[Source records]
---

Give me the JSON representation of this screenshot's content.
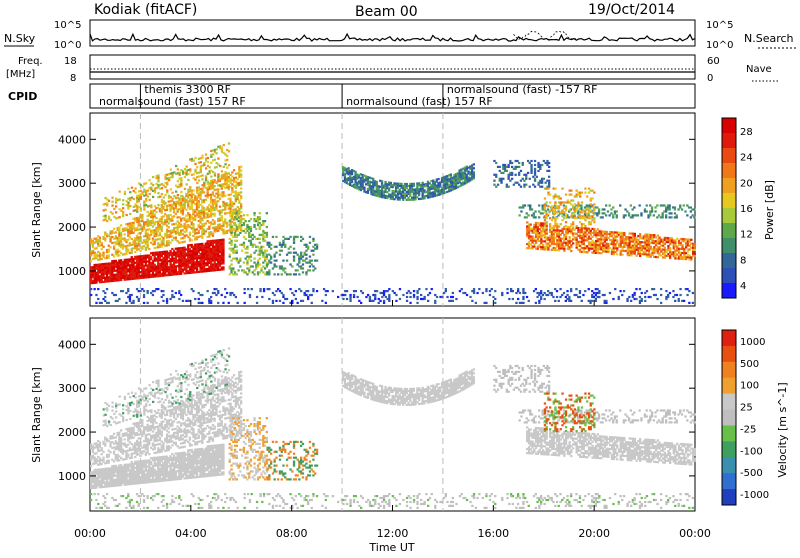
{
  "header": {
    "station": "Kodiak (fitACF)",
    "beam": "Beam 00",
    "date": "19/Oct/2014"
  },
  "noise_panel": {
    "left_label": "N.Sky",
    "left_ticks": [
      "10^5",
      "10^0"
    ],
    "right_label": "N.Search",
    "right_ticks": [
      "10^5",
      "10^0"
    ]
  },
  "freq_panel": {
    "left_label_1": "Freq.",
    "left_label_2": "[MHz]",
    "left_ticks": [
      "18",
      "8"
    ],
    "right_label": "Nave",
    "right_ticks": [
      "60",
      "0"
    ]
  },
  "cpid": {
    "label": "CPID",
    "segments": [
      {
        "text": "normalsound (fast) 157 RF",
        "row": 2,
        "start": 0.2
      },
      {
        "text": "themis 3300 RF",
        "row": 1,
        "start": 2.0
      },
      {
        "text": "normalsound (fast) 157 RF",
        "row": 2,
        "start": 10.0
      },
      {
        "text": "normalsound (fast) -157 RF",
        "row": 1,
        "start": 14.0
      }
    ],
    "dividers": [
      2.0,
      10.0,
      14.0
    ]
  },
  "chart_data": [
    {
      "type": "heatmap",
      "quantity": "power",
      "ylabel": "Slant Range [km]",
      "ylim": [
        200,
        4600
      ],
      "yticks": [
        "1000",
        "2000",
        "3000",
        "4000"
      ],
      "xlim": [
        0,
        24
      ],
      "colorbar_label": "Power [dB]",
      "colorbar_ticks": [
        "4",
        "8",
        "12",
        "16",
        "20",
        "24",
        "28"
      ],
      "colorbar_range": [
        0,
        30
      ],
      "colorbar_colors": [
        "#1a1aff",
        "#2e4fb8",
        "#336699",
        "#3f8f6a",
        "#5fa84a",
        "#a7c93a",
        "#e6c81e",
        "#f0a020",
        "#f07818",
        "#e84a12",
        "#e01a0a",
        "#d80000"
      ]
    },
    {
      "type": "heatmap",
      "quantity": "velocity",
      "ylabel": "Slant Range [km]",
      "ylim": [
        200,
        4600
      ],
      "yticks": [
        "1000",
        "2000",
        "3000",
        "4000"
      ],
      "xlim": [
        0,
        24
      ],
      "colorbar_label": "Velocity [m s^-1]",
      "colorbar_ticks": [
        "1000",
        "500",
        "100",
        "25",
        "-25",
        "-100",
        "-500",
        "-1000"
      ],
      "colorbar_colors": [
        "#1f3fbf",
        "#2f6fd0",
        "#3a8fb0",
        "#3f9f60",
        "#66c04a",
        "#bfbfbf",
        "#c8c8c8",
        "#f0a030",
        "#f08020",
        "#e85010",
        "#e02010"
      ]
    }
  ],
  "xaxis": {
    "ticks": [
      "00:00",
      "04:00",
      "08:00",
      "12:00",
      "16:00",
      "20:00",
      "00:00"
    ],
    "label": "Time UT"
  }
}
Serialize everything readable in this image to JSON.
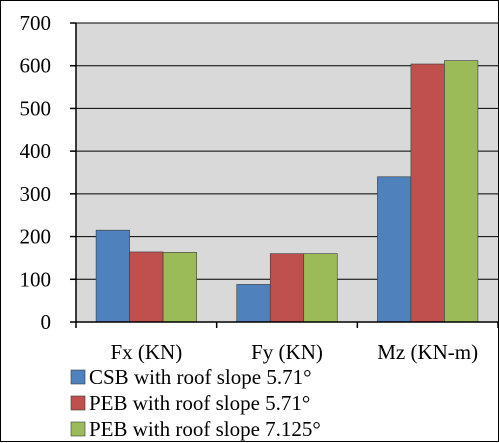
{
  "chart_data": {
    "type": "bar",
    "categories": [
      "Fx (KN)",
      "Fy (KN)",
      "Mz (KN-m)"
    ],
    "series": [
      {
        "name": "CSB with roof slope 5.71°",
        "color": "#4f81bd",
        "values": [
          215,
          88,
          340
        ]
      },
      {
        "name": "PEB with roof slope 5.71°",
        "color": "#c0504d",
        "values": [
          164,
          160,
          604
        ]
      },
      {
        "name": "PEB with roof slope 7.125°",
        "color": "#9bbb59",
        "values": [
          163,
          160,
          612
        ]
      }
    ],
    "yticks": [
      "0",
      "100",
      "200",
      "300",
      "400",
      "500",
      "600",
      "700"
    ],
    "ylim": [
      0,
      700
    ],
    "grid": true,
    "plot_background": "#d9d9d9",
    "legend": "bottom-left"
  }
}
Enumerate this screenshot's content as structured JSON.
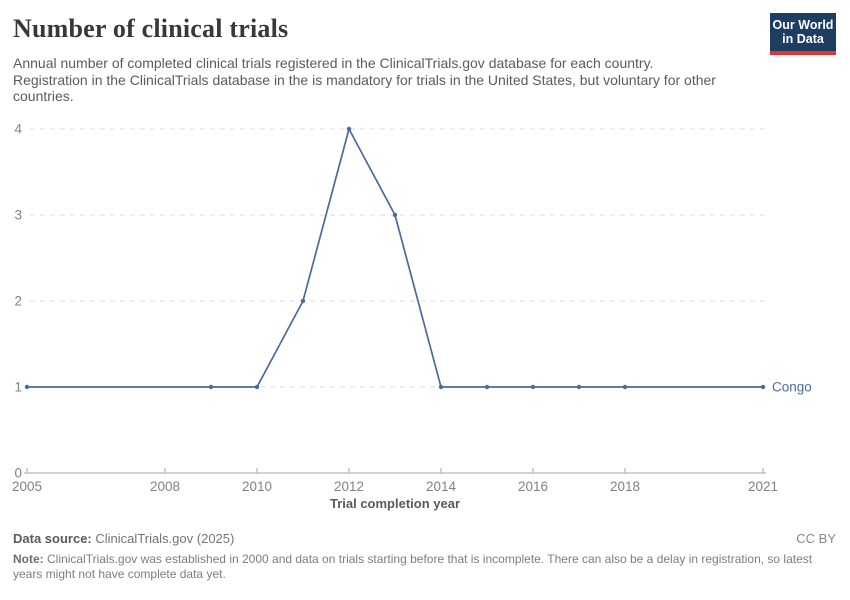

---

— TASK DETAILS —
Using the material above, work out how many lines contain the string "with". Give that number alone.

— ANSWER TO THE TASK —
3